▸ TO BE DONE
Quote the full listing word for word.

▸ DATA EXCERPTS
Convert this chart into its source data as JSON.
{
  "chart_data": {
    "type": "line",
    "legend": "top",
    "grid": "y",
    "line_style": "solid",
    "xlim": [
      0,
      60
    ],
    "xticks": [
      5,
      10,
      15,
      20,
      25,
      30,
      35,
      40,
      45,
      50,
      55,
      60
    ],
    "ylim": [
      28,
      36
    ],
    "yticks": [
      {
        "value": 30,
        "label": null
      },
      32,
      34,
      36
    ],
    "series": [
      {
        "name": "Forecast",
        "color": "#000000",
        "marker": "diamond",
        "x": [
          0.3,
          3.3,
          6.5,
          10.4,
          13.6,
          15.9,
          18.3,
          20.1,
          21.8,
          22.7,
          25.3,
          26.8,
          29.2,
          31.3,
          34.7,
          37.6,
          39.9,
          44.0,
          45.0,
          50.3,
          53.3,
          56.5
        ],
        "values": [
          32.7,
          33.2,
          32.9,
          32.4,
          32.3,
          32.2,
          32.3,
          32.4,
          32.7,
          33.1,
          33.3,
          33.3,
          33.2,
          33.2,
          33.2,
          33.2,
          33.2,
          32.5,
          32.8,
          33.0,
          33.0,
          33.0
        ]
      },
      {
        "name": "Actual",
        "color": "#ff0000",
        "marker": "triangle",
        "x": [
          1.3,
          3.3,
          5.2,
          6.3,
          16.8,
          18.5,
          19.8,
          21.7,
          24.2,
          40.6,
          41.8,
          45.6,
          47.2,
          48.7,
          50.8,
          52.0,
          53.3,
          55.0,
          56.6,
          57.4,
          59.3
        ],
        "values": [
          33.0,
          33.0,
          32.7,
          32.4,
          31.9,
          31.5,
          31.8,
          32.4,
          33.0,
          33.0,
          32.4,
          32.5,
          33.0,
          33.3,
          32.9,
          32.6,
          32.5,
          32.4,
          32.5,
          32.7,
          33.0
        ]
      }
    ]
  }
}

▸ RESPONSE TO THIS EXERCISE
Convert this chart into its source data as JSON.
{
  "chart_data": {
    "type": "line",
    "legend": "top",
    "grid": "y",
    "line_style": "solid",
    "xlim": [
      0,
      60
    ],
    "xticks": [
      5,
      10,
      15,
      20,
      25,
      30,
      35,
      40,
      45,
      50,
      55,
      60
    ],
    "ylim": [
      28,
      36
    ],
    "yticks": [
      {
        "value": 30,
        "label": null
      },
      32,
      34,
      36
    ],
    "series": [
      {
        "name": "Forecast",
        "color": "#000000",
        "marker": "diamond",
        "x": [
          0.3,
          3.3,
          6.5,
          10.4,
          13.6,
          15.9,
          18.3,
          20.1,
          21.8,
          22.7,
          25.3,
          26.8,
          29.2,
          31.3,
          34.7,
          37.6,
          39.9,
          44.0,
          45.0,
          50.3,
          53.3,
          56.5
        ],
        "values": [
          32.7,
          33.2,
          32.9,
          32.4,
          32.3,
          32.2,
          32.3,
          32.4,
          32.7,
          33.1,
          33.3,
          33.3,
          33.2,
          33.2,
          33.2,
          33.2,
          33.2,
          32.5,
          32.8,
          33.0,
          33.0,
          33.0
        ]
      },
      {
        "name": "Actual",
        "color": "#ff0000",
        "marker": "triangle",
        "x": [
          1.3,
          3.3,
          5.2,
          6.3,
          16.8,
          18.5,
          19.8,
          21.7,
          24.2,
          40.6,
          41.8,
          45.6,
          47.2,
          48.7,
          50.8,
          52.0,
          53.3,
          55.0,
          56.6,
          57.4,
          59.3
        ],
        "values": [
          33.0,
          33.0,
          32.7,
          32.4,
          31.9,
          31.5,
          31.8,
          32.4,
          33.0,
          33.0,
          32.4,
          32.5,
          33.0,
          33.3,
          32.9,
          32.6,
          32.5,
          32.4,
          32.5,
          32.7,
          33.0
        ]
      }
    ]
  }
}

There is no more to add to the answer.